* WORK INSTRUCTIONS *
Copy each line exactly.

BEGIN SUPPLIED RECORDS

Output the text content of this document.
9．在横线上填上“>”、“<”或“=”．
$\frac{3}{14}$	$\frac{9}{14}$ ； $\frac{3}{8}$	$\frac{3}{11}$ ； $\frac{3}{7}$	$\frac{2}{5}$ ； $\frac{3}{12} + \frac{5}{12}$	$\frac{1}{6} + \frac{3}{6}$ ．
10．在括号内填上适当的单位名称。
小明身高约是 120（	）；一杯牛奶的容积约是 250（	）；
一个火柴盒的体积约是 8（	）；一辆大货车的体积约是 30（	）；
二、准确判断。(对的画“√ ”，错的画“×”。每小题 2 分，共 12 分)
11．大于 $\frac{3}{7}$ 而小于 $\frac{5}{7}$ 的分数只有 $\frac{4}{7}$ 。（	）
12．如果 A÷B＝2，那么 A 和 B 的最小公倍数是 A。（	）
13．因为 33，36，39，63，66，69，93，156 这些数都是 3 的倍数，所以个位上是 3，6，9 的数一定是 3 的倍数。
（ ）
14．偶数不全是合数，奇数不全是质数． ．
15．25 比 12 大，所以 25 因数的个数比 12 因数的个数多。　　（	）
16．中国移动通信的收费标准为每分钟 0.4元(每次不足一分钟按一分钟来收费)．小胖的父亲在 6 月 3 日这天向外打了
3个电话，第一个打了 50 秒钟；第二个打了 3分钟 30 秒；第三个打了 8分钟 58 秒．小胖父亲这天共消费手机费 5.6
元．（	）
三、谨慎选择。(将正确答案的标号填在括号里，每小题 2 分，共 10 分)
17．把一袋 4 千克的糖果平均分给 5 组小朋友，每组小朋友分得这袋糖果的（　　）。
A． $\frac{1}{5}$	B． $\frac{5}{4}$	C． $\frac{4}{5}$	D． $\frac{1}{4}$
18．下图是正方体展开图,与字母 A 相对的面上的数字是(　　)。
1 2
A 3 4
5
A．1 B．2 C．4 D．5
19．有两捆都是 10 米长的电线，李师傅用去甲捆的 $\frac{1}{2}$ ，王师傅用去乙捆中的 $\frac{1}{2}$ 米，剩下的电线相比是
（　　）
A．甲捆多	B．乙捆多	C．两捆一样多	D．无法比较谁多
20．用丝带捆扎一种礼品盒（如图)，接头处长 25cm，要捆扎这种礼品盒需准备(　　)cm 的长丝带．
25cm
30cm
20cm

END SUPPLIED RECORDS

* WORKED SOLUTION *
Output the text content of this document.
9．在横线上填上“>”、“<”或“=”．
$\frac{3}{14}$	$\frac{9}{14}$ ； $\frac{3}{8}$	$\frac{3}{11}$ ； $\frac{3}{7}$	$\frac{2}{5}$ ； $\frac{3}{12} + \frac{5}{12}$	$\frac{1}{6} + \frac{3}{6}$ ．
10．在括号内填上适当的单位名称。
小明身高约是 120（	）；一杯牛奶的容积约是 250（	）；
一个火柴盒的体积约是 8（	）；一辆大货车的体积约是 30（	）；
二、准确判断。(对的画“√ ”，错的画“×”。每小题 2 分，共 12 分)
11．大于 $\frac{3}{7}$ 而小于 $\frac{5}{7}$ 的分数只有 $\frac{4}{7}$ 。（	）
12．如果 A÷B＝2，那么 A 和 B 的最小公倍数是 A。（	）
13．因为 33，36，39，63，66，69，93，156 这些数都是 3 的倍数，所以个位上是 3，6，9 的数一定是 3 的倍数。
（ ）
14．偶数不全是合数，奇数不全是质数． ．
15．25 比 12 大，所以 25 因数的个数比 12 因数的个数多。　　（	）
16．中国移动通信的收费标准为每分钟 0.4元(每次不足一分钟按一分钟来收费)．小胖的父亲在 6 月 3 日这天向外打了
3个电话，第一个打了 50 秒钟；第二个打了 3分钟 30 秒；第三个打了 8分钟 58 秒．小胖父亲这天共消费手机费 5.6
元．（	）
三、谨慎选择。(将正确答案的标号填在括号里，每小题 2 分，共 10 分)
17．把一袋 4 千克的糖果平均分给 5 组小朋友，每组小朋友分得这袋糖果的（　　）。
A． $\frac{1}{5}$	B． $\frac{5}{4}$	C． $\frac{4}{5}$	D． $\frac{1}{4}$
18．下图是正方体展开图,与字母 A 相对的面上的数字是(　　)。
1 2
A 3 4
5
A．1 B．2 C．4 D．5
19．有两捆都是 10 米长的电线，李师傅用去甲捆的 $\frac{1}{2}$ ，王师傅用去乙捆中的 $\frac{1}{2}$ 米，剩下的电线相比是
（　　）
A．甲捆多	B．乙捆多	C．两捆一样多	D．无法比较谁多
20．用丝带捆扎一种礼品盒（如图)，接头处长 25cm，要捆扎这种礼品盒需准备(　　)cm 的长丝带．
25cm
30cm
20cm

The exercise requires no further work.